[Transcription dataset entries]
* * * *
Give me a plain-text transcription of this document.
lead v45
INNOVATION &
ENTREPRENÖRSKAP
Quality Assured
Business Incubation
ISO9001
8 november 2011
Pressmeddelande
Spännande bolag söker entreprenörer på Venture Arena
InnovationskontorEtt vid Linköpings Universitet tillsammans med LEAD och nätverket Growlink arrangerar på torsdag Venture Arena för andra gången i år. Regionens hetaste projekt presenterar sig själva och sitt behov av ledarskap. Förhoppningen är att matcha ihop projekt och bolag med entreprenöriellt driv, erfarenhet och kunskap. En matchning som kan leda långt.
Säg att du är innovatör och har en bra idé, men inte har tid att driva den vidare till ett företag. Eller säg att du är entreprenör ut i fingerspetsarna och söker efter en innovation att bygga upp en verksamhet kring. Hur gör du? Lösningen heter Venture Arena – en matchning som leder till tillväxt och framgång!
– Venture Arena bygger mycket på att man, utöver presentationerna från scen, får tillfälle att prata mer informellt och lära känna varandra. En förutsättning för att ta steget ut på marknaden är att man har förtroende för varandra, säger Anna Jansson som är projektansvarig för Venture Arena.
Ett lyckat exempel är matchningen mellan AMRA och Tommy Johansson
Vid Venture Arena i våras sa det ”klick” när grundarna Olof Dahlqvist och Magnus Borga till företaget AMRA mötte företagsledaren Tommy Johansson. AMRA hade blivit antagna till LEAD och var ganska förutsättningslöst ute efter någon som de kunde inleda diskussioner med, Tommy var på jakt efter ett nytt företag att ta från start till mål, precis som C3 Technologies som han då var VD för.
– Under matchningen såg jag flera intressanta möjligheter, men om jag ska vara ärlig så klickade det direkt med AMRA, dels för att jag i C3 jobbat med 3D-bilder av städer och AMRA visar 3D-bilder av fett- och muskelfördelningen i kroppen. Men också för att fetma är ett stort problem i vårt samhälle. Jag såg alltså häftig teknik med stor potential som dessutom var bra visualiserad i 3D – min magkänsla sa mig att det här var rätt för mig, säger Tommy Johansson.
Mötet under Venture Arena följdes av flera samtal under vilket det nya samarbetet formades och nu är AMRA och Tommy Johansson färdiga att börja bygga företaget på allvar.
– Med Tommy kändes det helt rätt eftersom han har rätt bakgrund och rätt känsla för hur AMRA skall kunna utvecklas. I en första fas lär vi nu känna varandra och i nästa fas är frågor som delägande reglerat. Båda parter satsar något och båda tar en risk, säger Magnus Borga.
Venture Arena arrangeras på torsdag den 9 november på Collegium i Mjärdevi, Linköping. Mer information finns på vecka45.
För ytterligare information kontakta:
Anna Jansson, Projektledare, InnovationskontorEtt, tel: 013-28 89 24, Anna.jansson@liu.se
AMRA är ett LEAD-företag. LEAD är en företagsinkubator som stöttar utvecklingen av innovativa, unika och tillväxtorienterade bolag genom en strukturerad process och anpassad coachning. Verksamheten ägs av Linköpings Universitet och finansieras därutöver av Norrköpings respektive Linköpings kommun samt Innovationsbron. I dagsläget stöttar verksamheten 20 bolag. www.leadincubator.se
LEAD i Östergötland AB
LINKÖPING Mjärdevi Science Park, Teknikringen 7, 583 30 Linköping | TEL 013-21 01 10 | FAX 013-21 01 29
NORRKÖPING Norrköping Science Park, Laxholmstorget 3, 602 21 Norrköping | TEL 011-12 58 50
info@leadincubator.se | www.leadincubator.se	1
* * * *
What the task requires: Which lines of the data contain "Magnus"? Copy them all.

Exercise result:
Vid Venture Arena i våras sa det ”klick” när grundarna Olof Dahlqvist och Magnus Borga till företaget AMRA mötte företagsledaren Tommy Johansson. AMRA hade blivit antagna till LEAD och var ganska förutsättningslöst ute efter någon som de kunde inleda diskussioner med, Tommy var på jakt efter ett nytt företag att ta från start till mål, precis som C3 Technologies som han då var VD för.
– Med Tommy kändes det helt rätt eftersom han har rätt bakgrund och rätt känsla för hur AMRA skall kunna utvecklas. I en första fas lär vi nu känna varandra och i nästa fas är frågor som delägande reglerat. Båda parter satsar något och båda tar en risk, säger Magnus Borga.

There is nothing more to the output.